* begin MATERIAL TO PROCESS *

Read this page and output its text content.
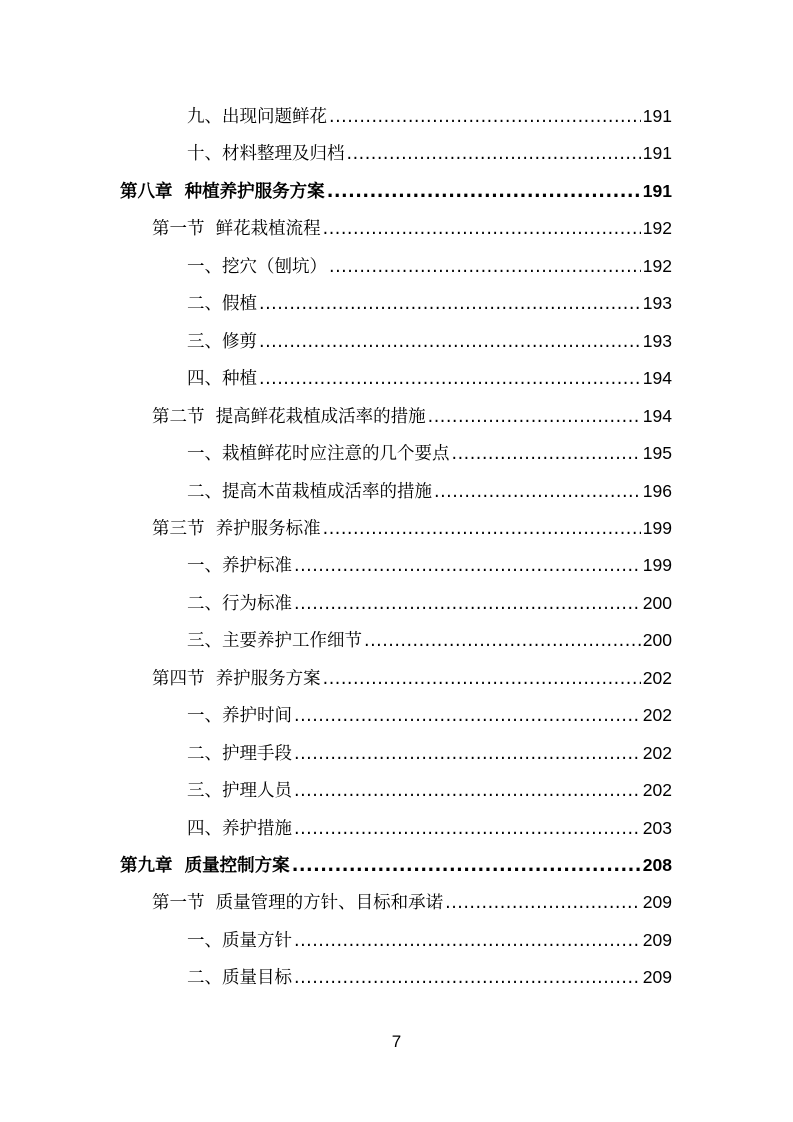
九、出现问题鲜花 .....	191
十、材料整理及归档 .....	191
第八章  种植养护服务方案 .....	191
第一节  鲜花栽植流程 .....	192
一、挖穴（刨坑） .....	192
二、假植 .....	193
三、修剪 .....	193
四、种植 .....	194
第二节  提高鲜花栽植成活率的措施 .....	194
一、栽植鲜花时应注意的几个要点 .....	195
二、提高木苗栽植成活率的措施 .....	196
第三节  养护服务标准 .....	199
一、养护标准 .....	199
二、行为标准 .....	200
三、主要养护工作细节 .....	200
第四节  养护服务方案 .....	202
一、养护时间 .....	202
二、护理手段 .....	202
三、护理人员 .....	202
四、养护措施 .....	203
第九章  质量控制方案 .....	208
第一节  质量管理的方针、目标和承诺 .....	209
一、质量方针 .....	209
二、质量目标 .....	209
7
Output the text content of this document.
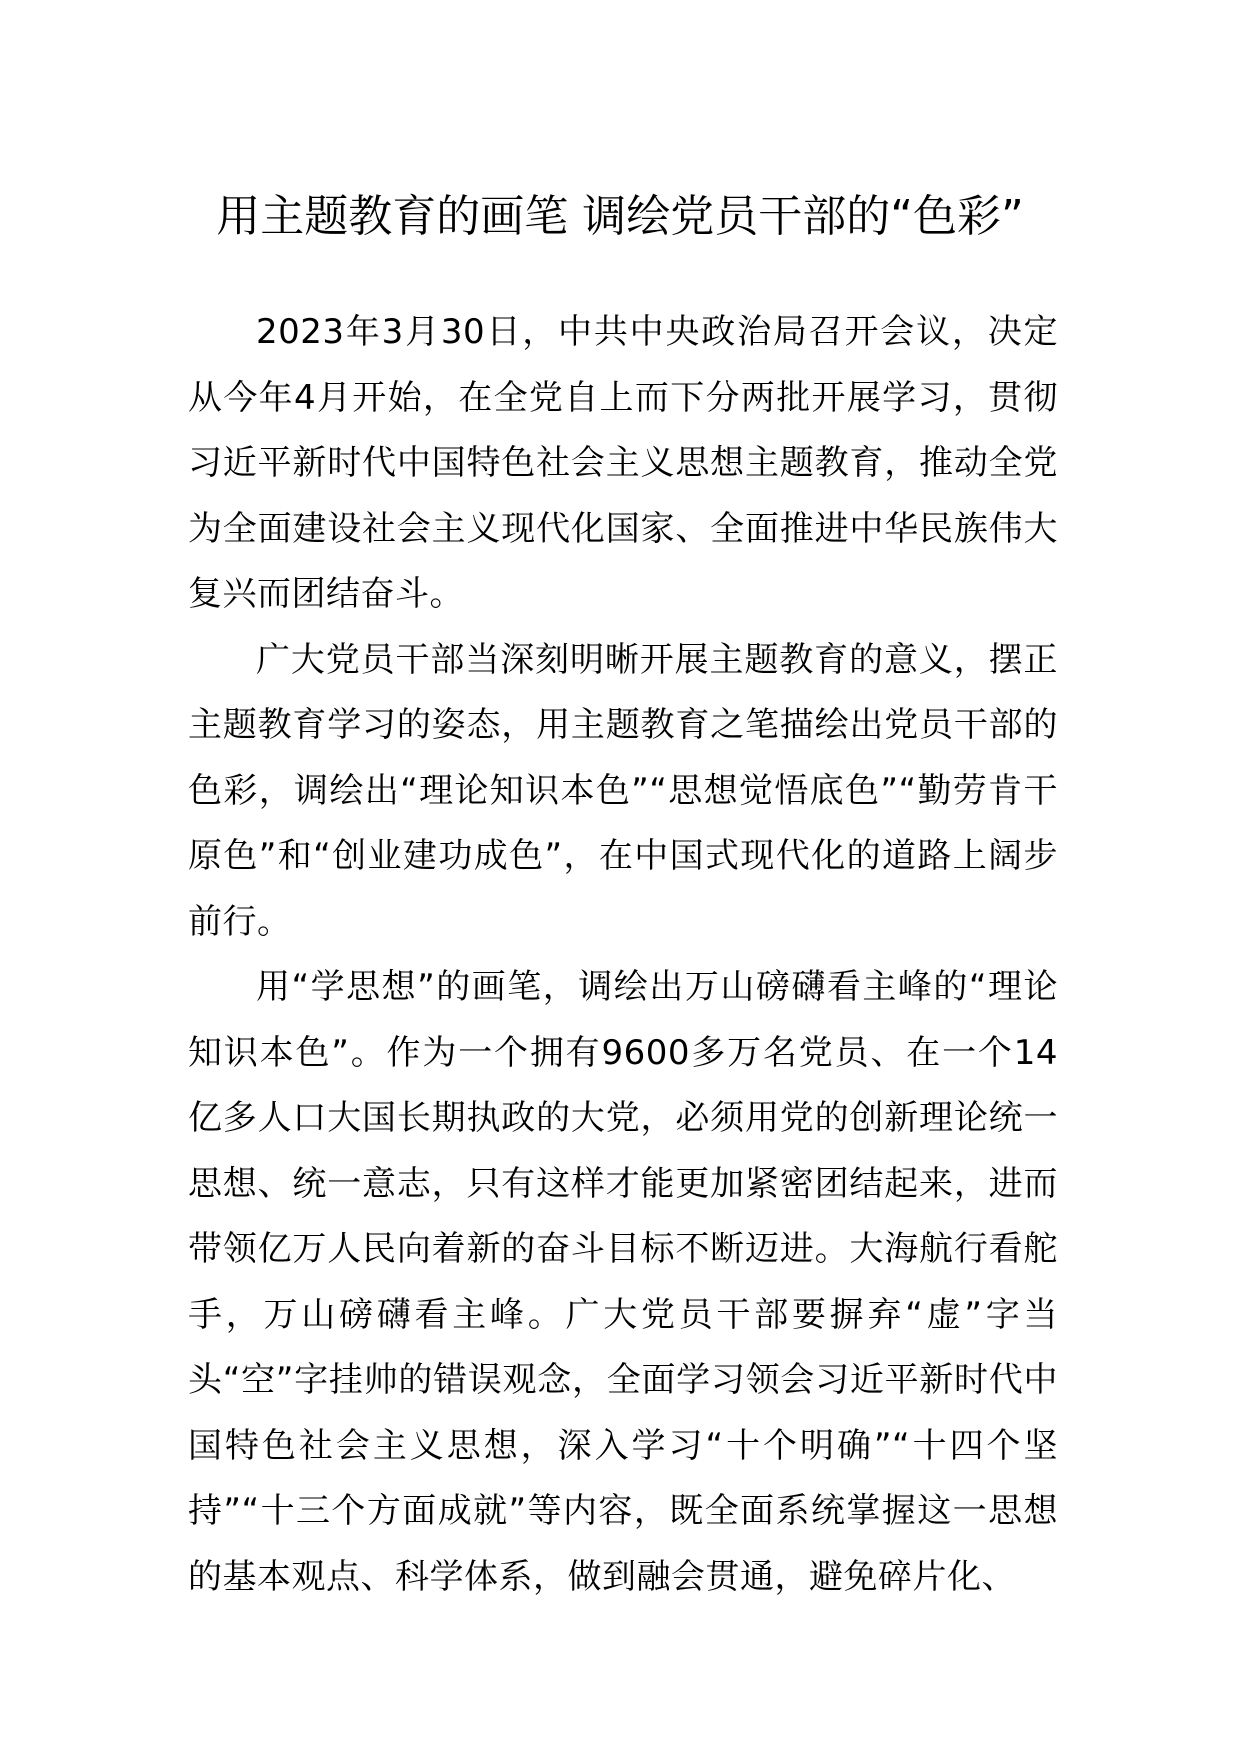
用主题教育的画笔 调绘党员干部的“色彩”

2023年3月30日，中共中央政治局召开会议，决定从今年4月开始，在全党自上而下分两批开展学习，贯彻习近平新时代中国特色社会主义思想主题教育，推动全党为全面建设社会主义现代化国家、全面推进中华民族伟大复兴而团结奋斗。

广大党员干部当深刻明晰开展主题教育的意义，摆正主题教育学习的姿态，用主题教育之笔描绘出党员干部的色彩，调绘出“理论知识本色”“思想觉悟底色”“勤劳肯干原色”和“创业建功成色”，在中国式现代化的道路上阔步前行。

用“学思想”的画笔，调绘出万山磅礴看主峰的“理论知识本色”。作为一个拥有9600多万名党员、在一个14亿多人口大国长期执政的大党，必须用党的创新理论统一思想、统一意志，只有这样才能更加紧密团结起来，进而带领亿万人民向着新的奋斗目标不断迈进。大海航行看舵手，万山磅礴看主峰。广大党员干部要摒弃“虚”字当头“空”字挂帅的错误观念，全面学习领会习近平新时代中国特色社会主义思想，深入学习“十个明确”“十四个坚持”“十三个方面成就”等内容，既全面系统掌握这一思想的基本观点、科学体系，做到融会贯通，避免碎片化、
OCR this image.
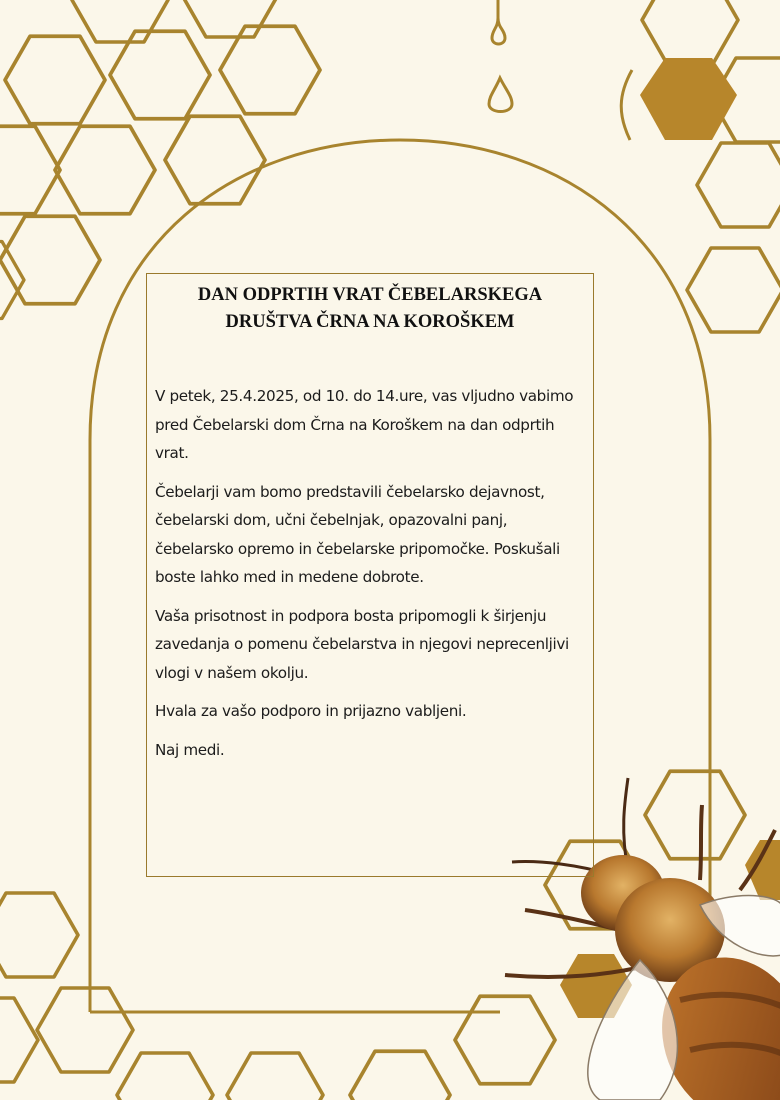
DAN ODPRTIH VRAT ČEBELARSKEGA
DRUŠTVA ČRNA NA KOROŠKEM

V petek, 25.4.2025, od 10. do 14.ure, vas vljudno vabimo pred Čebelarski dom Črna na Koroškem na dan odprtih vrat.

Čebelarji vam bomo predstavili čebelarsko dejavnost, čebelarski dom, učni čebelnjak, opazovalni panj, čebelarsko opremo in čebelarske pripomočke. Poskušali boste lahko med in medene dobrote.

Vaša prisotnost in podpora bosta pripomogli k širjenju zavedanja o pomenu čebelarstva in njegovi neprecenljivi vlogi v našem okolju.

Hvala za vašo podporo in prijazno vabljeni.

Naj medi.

* end MATERIAL TO PROCESS *

Copy verbatim the span that begins at the line containing "OCR this image." and ends at the last line of the material, inclusive of both; exclude pictures.

● **COMPLETED EXERCISE**
OCR this image.
DAN ODPRTIH VRAT ČEBELARSKEGA
DRUŠTVA ČRNA NA KOROŠKEM

V petek, 25.4.2025, od 10. do 14.ure, vas vljudno vabimo pred Čebelarski dom Črna na Koroškem na dan odprtih vrat.

Čebelarji vam bomo predstavili čebelarsko dejavnost, čebelarski dom, učni čebelnjak, opazovalni panj, čebelarsko opremo in čebelarske pripomočke. Poskušali boste lahko med in medene dobrote.

Vaša prisotnost in podpora bosta pripomogli k širjenju zavedanja o pomenu čebelarstva in njegovi neprecenljivi vlogi v našem okolju.

Hvala za vašo podporo in prijazno vabljeni.

Naj medi.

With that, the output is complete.